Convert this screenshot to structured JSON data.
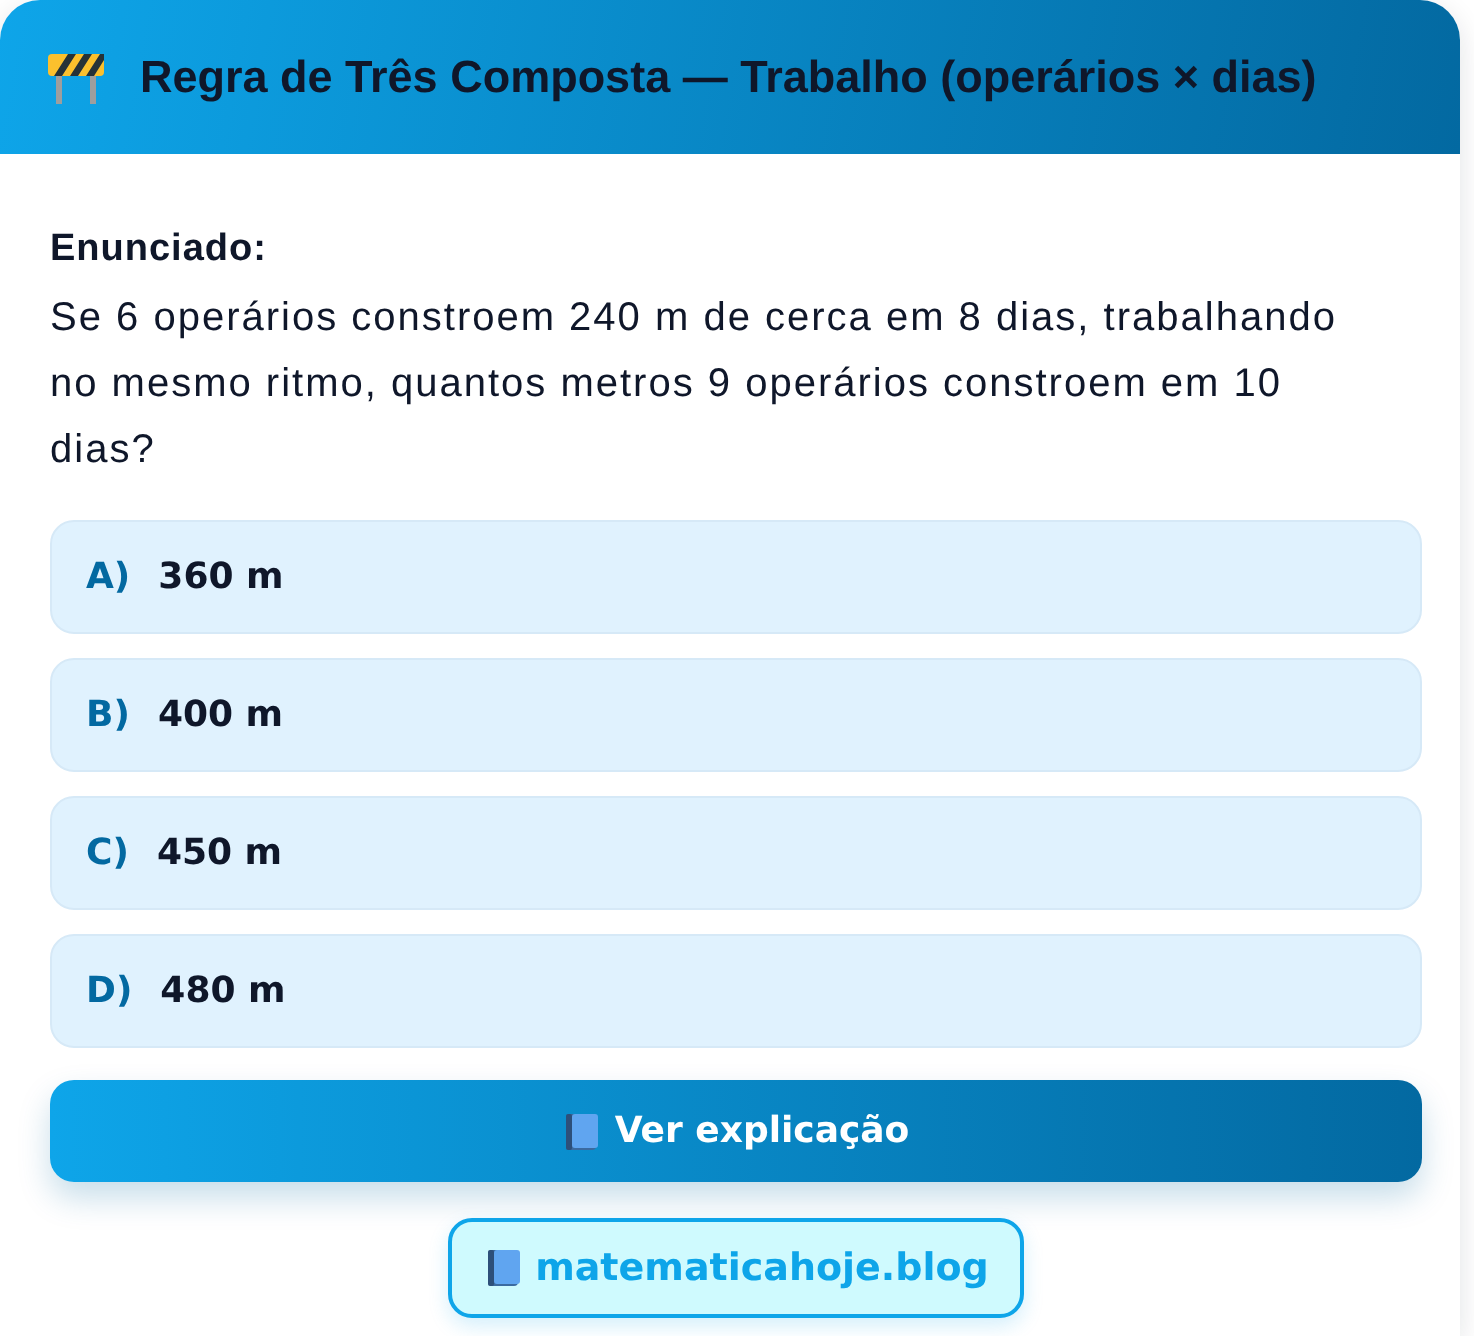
{
  "header": {
    "title": "Regra de Três Composta — Trabalho (operários × dias)"
  },
  "question": {
    "label": "Enunciado:",
    "text": "Se 6 operários constroem 240 m de cerca em 8 dias, trabalhando no mesmo ritmo, quantos metros 9 operários constroem em 10 dias?"
  },
  "options": [
    {
      "letter": "A)",
      "value": "360 m"
    },
    {
      "letter": "B)",
      "value": "400 m"
    },
    {
      "letter": "C)",
      "value": "450 m"
    },
    {
      "letter": "D)",
      "value": "480 m"
    }
  ],
  "explain_button": {
    "label": "Ver explicação"
  },
  "site_link": {
    "label": "matematicahoje.blog"
  }
}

- - - -

▶ AIM: Copy the records exactly. Skip the pictures.

▶ SOLUTION:
Convert this screenshot to structured JSON data.
{
  "header": {
    "title": "Regra de Três Composta — Trabalho (operários × dias)"
  },
  "question": {
    "label": "Enunciado:",
    "text": "Se 6 operários constroem 240 m de cerca em 8 dias, trabalhando no mesmo ritmo, quantos metros 9 operários constroem em 10 dias?"
  },
  "options": [
    {
      "letter": "A)",
      "value": "360 m"
    },
    {
      "letter": "B)",
      "value": "400 m"
    },
    {
      "letter": "C)",
      "value": "450 m"
    },
    {
      "letter": "D)",
      "value": "480 m"
    }
  ],
  "explain_button": {
    "label": "Ver explicação"
  },
  "site_link": {
    "label": "matematicahoje.blog"
  }
}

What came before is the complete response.